## START
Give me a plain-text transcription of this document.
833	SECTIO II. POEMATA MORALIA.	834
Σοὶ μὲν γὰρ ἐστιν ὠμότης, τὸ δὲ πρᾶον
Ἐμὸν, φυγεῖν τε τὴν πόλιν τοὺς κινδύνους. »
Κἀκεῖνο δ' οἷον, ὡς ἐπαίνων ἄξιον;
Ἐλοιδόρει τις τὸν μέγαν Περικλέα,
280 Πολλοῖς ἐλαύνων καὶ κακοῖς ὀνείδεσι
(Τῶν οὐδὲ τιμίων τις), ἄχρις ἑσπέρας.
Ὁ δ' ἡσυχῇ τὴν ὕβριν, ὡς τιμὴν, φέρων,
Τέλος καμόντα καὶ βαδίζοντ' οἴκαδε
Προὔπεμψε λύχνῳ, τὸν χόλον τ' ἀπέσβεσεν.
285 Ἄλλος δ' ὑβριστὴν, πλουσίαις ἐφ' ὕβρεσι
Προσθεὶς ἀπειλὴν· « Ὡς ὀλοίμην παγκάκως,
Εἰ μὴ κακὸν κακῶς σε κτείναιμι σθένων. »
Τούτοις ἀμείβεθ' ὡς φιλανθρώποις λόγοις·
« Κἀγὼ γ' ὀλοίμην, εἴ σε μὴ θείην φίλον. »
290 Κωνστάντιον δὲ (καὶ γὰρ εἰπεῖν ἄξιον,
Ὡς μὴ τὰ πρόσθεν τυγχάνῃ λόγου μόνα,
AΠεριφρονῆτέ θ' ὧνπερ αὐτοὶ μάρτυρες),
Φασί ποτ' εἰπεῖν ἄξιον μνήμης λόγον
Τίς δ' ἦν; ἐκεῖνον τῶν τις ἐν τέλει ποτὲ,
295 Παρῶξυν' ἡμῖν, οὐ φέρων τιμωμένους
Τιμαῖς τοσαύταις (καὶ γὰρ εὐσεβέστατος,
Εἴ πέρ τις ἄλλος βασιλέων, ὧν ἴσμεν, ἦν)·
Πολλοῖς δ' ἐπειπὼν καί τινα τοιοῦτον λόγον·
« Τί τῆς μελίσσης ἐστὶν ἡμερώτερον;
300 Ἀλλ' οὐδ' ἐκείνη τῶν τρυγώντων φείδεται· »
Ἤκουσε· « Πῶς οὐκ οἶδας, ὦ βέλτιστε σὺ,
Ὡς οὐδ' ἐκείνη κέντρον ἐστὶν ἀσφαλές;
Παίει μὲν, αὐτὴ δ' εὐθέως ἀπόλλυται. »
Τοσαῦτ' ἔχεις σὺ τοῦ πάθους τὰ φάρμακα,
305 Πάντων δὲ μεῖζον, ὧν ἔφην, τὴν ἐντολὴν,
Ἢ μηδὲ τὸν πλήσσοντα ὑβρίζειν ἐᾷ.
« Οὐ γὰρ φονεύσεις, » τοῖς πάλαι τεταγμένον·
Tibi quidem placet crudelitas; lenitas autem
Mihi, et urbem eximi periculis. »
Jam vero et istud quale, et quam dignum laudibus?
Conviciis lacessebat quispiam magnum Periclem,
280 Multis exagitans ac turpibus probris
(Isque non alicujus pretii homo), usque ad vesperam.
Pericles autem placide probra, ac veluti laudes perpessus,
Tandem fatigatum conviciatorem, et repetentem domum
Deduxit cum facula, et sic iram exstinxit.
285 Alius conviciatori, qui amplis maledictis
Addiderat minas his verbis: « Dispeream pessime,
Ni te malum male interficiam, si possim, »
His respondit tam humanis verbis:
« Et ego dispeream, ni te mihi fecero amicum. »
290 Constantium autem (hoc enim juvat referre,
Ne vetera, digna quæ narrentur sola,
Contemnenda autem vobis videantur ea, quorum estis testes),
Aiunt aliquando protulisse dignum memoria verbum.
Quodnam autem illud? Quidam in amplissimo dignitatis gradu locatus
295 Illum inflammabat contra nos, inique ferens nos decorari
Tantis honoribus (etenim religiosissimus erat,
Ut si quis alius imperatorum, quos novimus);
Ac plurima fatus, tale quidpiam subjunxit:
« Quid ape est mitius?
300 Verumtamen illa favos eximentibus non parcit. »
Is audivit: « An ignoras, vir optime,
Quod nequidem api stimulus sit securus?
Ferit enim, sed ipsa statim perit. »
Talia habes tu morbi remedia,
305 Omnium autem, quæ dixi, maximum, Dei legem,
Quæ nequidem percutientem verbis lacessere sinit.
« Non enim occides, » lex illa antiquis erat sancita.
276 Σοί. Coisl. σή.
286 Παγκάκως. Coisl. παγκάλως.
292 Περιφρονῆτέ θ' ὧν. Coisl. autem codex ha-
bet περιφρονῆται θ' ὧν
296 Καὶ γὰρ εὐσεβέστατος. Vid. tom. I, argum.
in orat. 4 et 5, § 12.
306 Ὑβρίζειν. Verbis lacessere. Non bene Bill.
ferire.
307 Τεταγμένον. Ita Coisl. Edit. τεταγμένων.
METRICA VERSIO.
## END
• [What to do] Select all lines in the listing that include the word "dignum".

• [Complete answer]
Jam vero et istud quale, et quam dignum laudibus?
Aiunt aliquando protulisse dignum memoria verbum.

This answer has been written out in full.